What to do:
Look through the material below for "Kontinuierliche". Copy every line that contains it.

[Lines of data]
————————

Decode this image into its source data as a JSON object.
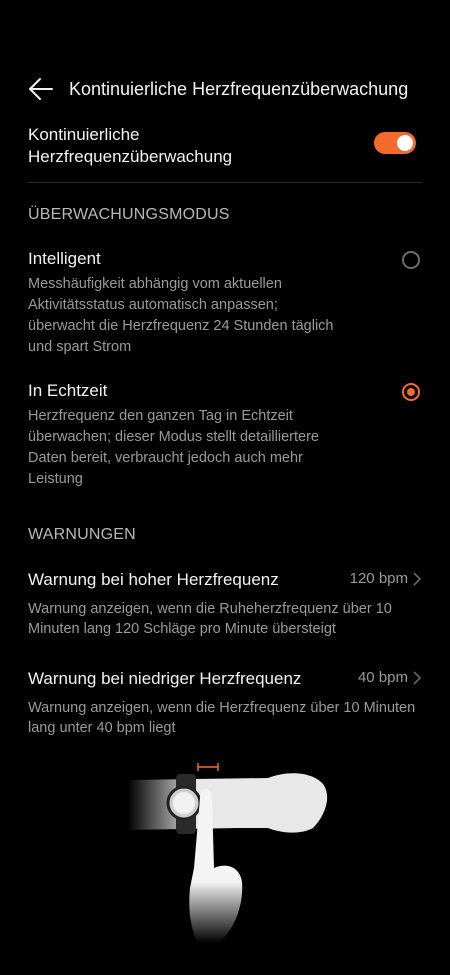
{
  "header": {
    "title": "Kontinuierliche Herzfrequenzüberwachung"
  },
  "toggle": {
    "label": "Kontinuierliche Herzfrequenzüberwachung",
    "state": "on",
    "accent": "#f46a2c"
  },
  "mode_section": {
    "title": "ÜBERWACHUNGSMODUS"
  },
  "options": [
    {
      "title": "Intelligent",
      "description": "Messhäufigkeit abhängig vom aktuellen Aktivitätsstatus automatisch anpassen; überwacht die Herzfrequenz 24 Stunden täglich und spart Strom",
      "selected": false
    },
    {
      "title": "In Echtzeit",
      "description": "Herzfrequenz den ganzen Tag in Echtzeit überwachen; dieser Modus stellt detailliertere Daten bereit, verbraucht jedoch auch mehr Leistung",
      "selected": true
    }
  ],
  "warnings_section": {
    "title": "WARNUNGEN"
  },
  "warnings": [
    {
      "title": "Warnung bei hoher Herzfrequenz",
      "value": "120 bpm",
      "description": "Warnung anzeigen, wenn die Ruheherzfrequenz über 10 Minuten lang 120 Schläge pro Minute übersteigt"
    },
    {
      "title": "Warnung bei niedriger Herzfrequenz",
      "value": "40 bpm",
      "description": "Warnung anzeigen, wenn die Herzfrequenz über 10 Minuten lang unter 40 bpm liegt"
    }
  ],
  "icons": {
    "back": "arrow-left-icon",
    "chevron": "chevron-right-icon"
  }
}
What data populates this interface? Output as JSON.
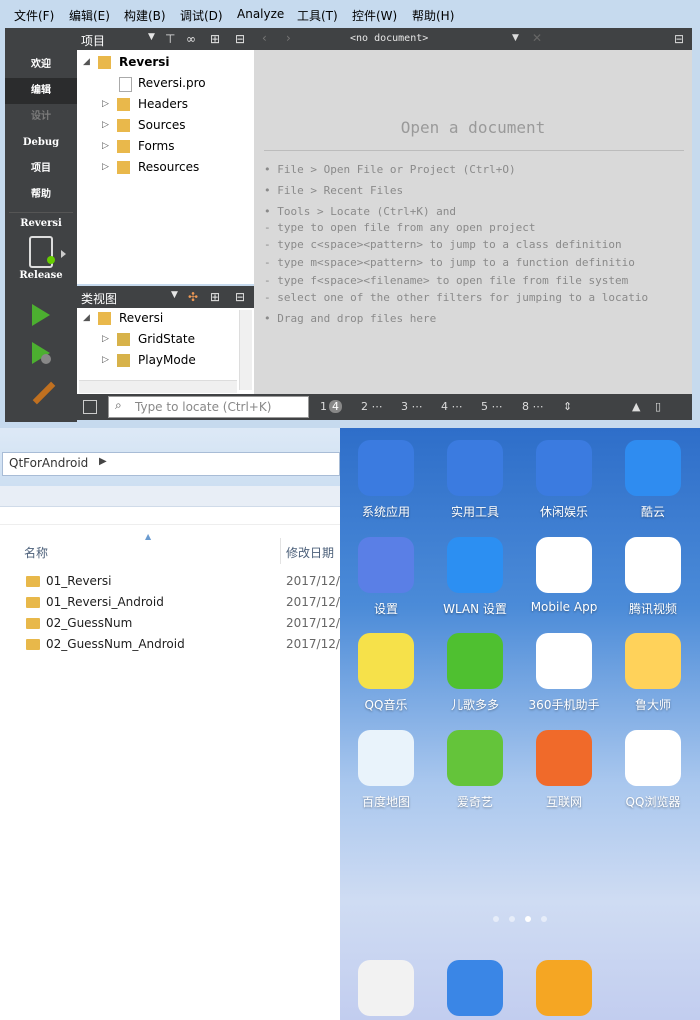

————————

In response:
    "title": "Kontinuierliche Herzfrequenzüberwachung"
    "label": "Kontinuierliche Herzfrequenzüberwachung",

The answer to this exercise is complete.